++++ TASK MATERIAL ++++

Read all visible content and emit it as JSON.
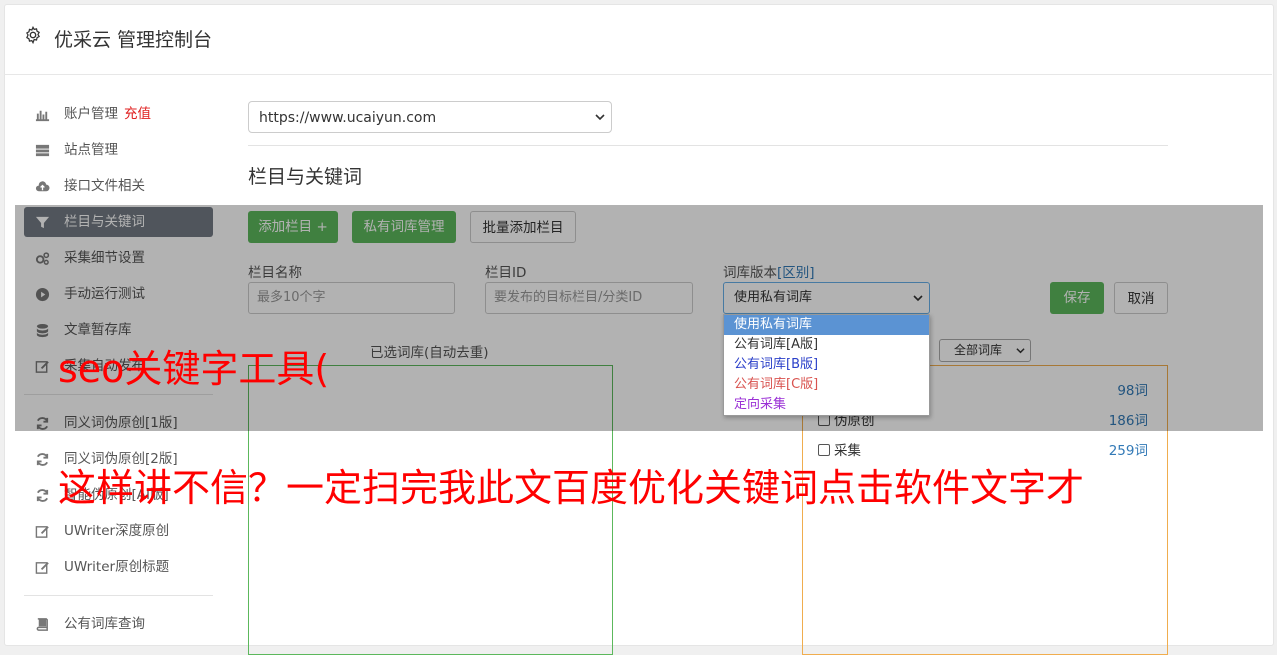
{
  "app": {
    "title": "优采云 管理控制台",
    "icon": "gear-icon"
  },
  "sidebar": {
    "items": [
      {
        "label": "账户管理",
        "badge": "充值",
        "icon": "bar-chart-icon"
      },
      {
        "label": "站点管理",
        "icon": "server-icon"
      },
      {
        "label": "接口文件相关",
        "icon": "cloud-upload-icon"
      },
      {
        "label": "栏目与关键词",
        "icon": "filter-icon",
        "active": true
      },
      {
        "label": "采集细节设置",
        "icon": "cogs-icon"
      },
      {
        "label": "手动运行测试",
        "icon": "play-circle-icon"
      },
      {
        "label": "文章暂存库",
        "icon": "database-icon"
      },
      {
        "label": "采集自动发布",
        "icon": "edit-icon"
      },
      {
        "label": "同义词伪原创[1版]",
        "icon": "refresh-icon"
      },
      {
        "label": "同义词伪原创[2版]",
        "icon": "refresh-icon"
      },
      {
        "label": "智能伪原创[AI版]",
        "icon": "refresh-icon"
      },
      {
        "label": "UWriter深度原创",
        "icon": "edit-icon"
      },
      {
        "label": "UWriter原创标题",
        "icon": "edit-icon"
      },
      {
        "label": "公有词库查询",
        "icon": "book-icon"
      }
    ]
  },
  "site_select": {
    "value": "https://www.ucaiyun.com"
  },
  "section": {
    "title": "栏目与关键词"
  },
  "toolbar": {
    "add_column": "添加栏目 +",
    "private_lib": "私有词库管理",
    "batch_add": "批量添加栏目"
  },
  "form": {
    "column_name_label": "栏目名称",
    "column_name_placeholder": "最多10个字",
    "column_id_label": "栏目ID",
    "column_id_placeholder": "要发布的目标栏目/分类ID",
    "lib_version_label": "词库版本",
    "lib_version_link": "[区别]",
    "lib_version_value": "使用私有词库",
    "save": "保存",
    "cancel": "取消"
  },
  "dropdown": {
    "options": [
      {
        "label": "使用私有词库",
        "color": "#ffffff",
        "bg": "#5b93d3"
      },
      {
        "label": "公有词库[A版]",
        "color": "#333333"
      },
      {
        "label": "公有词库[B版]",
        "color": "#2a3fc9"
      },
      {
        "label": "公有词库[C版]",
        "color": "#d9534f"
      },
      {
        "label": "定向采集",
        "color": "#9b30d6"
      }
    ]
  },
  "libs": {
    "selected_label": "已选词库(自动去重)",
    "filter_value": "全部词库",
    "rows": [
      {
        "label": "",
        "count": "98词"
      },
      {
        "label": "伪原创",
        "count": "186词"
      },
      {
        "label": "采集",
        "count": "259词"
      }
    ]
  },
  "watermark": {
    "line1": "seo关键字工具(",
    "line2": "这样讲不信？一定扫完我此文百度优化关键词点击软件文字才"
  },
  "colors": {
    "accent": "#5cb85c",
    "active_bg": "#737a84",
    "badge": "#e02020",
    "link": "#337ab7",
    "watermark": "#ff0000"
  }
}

++++

TASK TO CARRY OUT: Without including the pictures, return each record above exactly as it stands.

IN RESPONSE:
Read all visible content and emit it as JSON.
{
  "app": {
    "title": "优采云 管理控制台",
    "icon": "gear-icon"
  },
  "sidebar": {
    "items": [
      {
        "label": "账户管理",
        "badge": "充值",
        "icon": "bar-chart-icon"
      },
      {
        "label": "站点管理",
        "icon": "server-icon"
      },
      {
        "label": "接口文件相关",
        "icon": "cloud-upload-icon"
      },
      {
        "label": "栏目与关键词",
        "icon": "filter-icon",
        "active": true
      },
      {
        "label": "采集细节设置",
        "icon": "cogs-icon"
      },
      {
        "label": "手动运行测试",
        "icon": "play-circle-icon"
      },
      {
        "label": "文章暂存库",
        "icon": "database-icon"
      },
      {
        "label": "采集自动发布",
        "icon": "edit-icon"
      },
      {
        "label": "同义词伪原创[1版]",
        "icon": "refresh-icon"
      },
      {
        "label": "同义词伪原创[2版]",
        "icon": "refresh-icon"
      },
      {
        "label": "智能伪原创[AI版]",
        "icon": "refresh-icon"
      },
      {
        "label": "UWriter深度原创",
        "icon": "edit-icon"
      },
      {
        "label": "UWriter原创标题",
        "icon": "edit-icon"
      },
      {
        "label": "公有词库查询",
        "icon": "book-icon"
      }
    ]
  },
  "site_select": {
    "value": "https://www.ucaiyun.com"
  },
  "section": {
    "title": "栏目与关键词"
  },
  "toolbar": {
    "add_column": "添加栏目 +",
    "private_lib": "私有词库管理",
    "batch_add": "批量添加栏目"
  },
  "form": {
    "column_name_label": "栏目名称",
    "column_name_placeholder": "最多10个字",
    "column_id_label": "栏目ID",
    "column_id_placeholder": "要发布的目标栏目/分类ID",
    "lib_version_label": "词库版本",
    "lib_version_link": "[区别]",
    "lib_version_value": "使用私有词库",
    "save": "保存",
    "cancel": "取消"
  },
  "dropdown": {
    "options": [
      {
        "label": "使用私有词库",
        "color": "#ffffff",
        "bg": "#5b93d3"
      },
      {
        "label": "公有词库[A版]",
        "color": "#333333"
      },
      {
        "label": "公有词库[B版]",
        "color": "#2a3fc9"
      },
      {
        "label": "公有词库[C版]",
        "color": "#d9534f"
      },
      {
        "label": "定向采集",
        "color": "#9b30d6"
      }
    ]
  },
  "libs": {
    "selected_label": "已选词库(自动去重)",
    "filter_value": "全部词库",
    "rows": [
      {
        "label": "",
        "count": "98词"
      },
      {
        "label": "伪原创",
        "count": "186词"
      },
      {
        "label": "采集",
        "count": "259词"
      }
    ]
  },
  "watermark": {
    "line1": "seo关键字工具(",
    "line2": "这样讲不信？一定扫完我此文百度优化关键词点击软件文字才"
  },
  "colors": {
    "accent": "#5cb85c",
    "active_bg": "#737a84",
    "badge": "#e02020",
    "link": "#337ab7",
    "watermark": "#ff0000"
  }
}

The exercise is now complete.